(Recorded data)
╭──

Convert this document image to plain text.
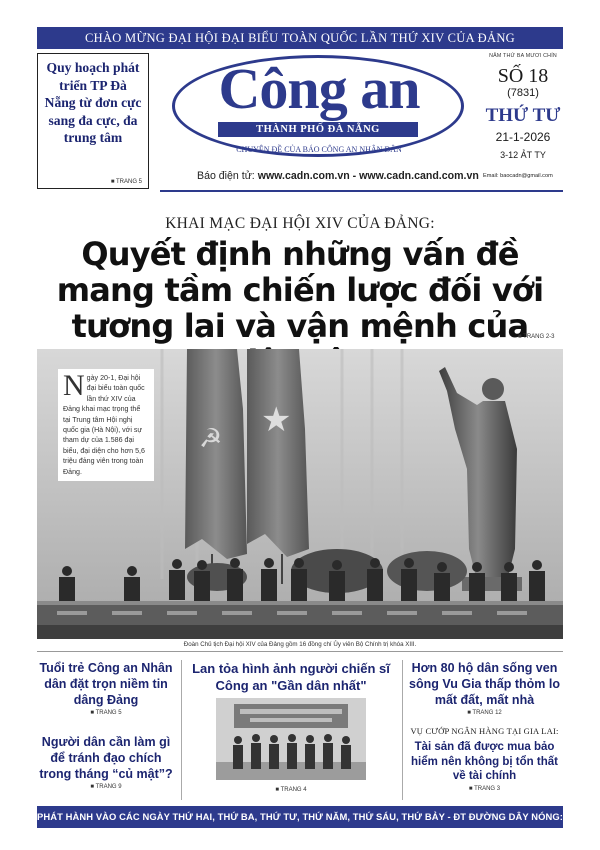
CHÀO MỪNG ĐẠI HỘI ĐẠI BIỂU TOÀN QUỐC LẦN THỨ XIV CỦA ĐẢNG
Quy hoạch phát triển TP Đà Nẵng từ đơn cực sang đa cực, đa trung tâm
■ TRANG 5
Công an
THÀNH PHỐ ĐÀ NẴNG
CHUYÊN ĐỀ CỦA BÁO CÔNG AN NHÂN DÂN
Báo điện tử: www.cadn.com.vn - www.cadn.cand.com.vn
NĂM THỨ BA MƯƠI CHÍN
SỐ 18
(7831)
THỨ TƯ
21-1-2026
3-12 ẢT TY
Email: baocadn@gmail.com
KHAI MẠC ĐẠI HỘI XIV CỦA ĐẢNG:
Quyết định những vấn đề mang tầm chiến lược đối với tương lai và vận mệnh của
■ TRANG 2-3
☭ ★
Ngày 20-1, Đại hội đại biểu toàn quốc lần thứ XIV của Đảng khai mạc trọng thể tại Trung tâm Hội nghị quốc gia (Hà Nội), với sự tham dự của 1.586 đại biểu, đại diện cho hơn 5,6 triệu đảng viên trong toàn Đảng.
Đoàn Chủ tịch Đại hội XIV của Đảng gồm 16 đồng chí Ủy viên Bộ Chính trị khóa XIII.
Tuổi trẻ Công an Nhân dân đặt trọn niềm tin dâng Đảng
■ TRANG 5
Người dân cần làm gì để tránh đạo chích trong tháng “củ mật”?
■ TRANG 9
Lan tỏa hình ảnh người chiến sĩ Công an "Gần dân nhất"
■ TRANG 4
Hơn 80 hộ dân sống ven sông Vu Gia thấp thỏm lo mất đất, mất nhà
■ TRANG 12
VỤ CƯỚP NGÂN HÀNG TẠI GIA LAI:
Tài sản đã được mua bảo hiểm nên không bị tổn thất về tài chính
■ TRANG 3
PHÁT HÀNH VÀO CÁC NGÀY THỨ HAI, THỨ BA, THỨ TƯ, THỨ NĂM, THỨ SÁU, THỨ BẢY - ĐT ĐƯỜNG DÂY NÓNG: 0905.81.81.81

╰──

[Stated problem]: Copy each line containing the word "TRANG" from the data.

[The result]:
■ TRANG 5
■ TRANG 2-3
■ TRANG 5
■ TRANG 9
■ TRANG 4
■ TRANG 12
■ TRANG 3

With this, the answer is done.